What you need to do:
Set the data down again, exactly as it reads, but without the pictures.

========================================================================

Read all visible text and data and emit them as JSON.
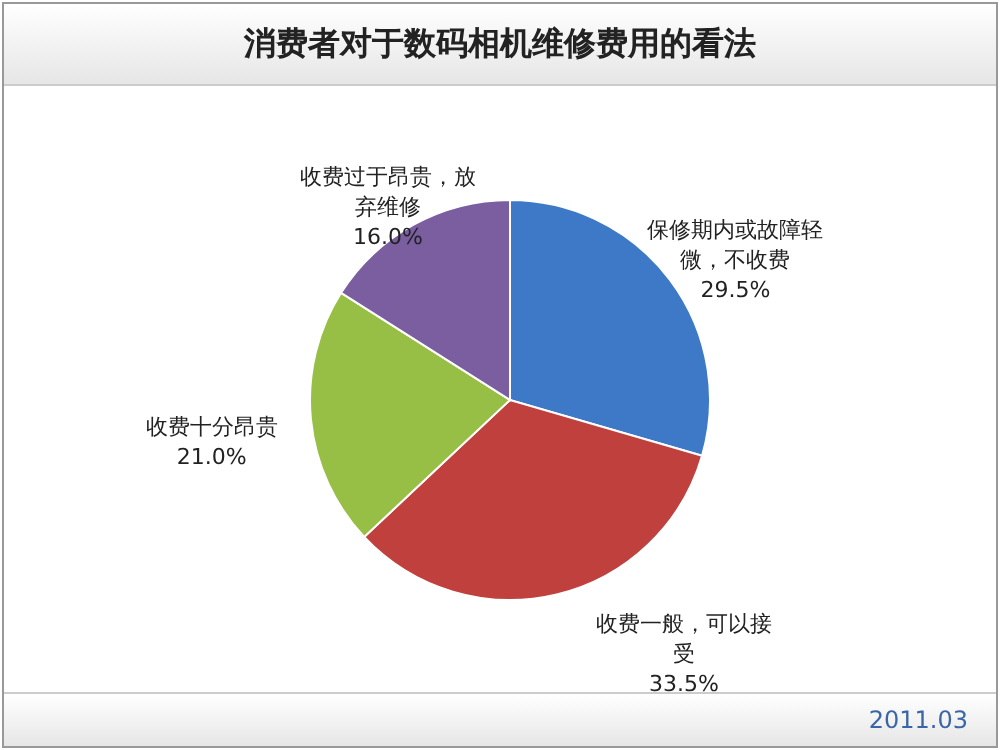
{
  "chart_data": {
    "type": "pie",
    "title": "消费者对于数码相机维修费用的看法",
    "categories": [
      "保修期内或故障轻微，不收费",
      "收费一般，可以接受",
      "收费十分昂贵",
      "收费过于昂贵，放弃维修"
    ],
    "values": [
      29.5,
      33.5,
      21.0,
      16.0
    ],
    "colors": [
      "#3d79c7",
      "#c0403d",
      "#98bf45",
      "#7a5ea0"
    ],
    "value_labels": [
      "29.5%",
      "33.5%",
      "21.0%",
      "16.0%"
    ],
    "annotations": [
      "2011.03"
    ],
    "legend": false
  }
}
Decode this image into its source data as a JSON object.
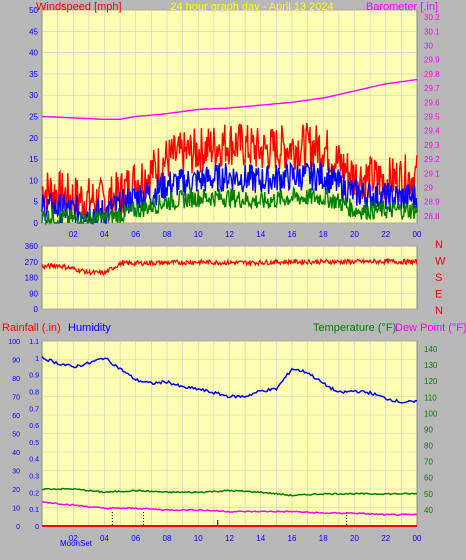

========================================================================

Completed task:
Read all visible text and data and emit them as JSON.
{
  "chart_data": {
    "type": "pie",
    "title": "消费者对于数码相机维修费用的看法",
    "categories": [
      "保修期内或故障轻微，不收费",
      "收费一般，可以接受",
      "收费十分昂贵",
      "收费过于昂贵，放弃维修"
    ],
    "values": [
      29.5,
      33.5,
      21.0,
      16.0
    ],
    "colors": [
      "#3d79c7",
      "#c0403d",
      "#98bf45",
      "#7a5ea0"
    ],
    "value_labels": [
      "29.5%",
      "33.5%",
      "21.0%",
      "16.0%"
    ],
    "annotations": [
      "2011.03"
    ],
    "legend": false
  }
}
Decode this image into its source data as a JSON object.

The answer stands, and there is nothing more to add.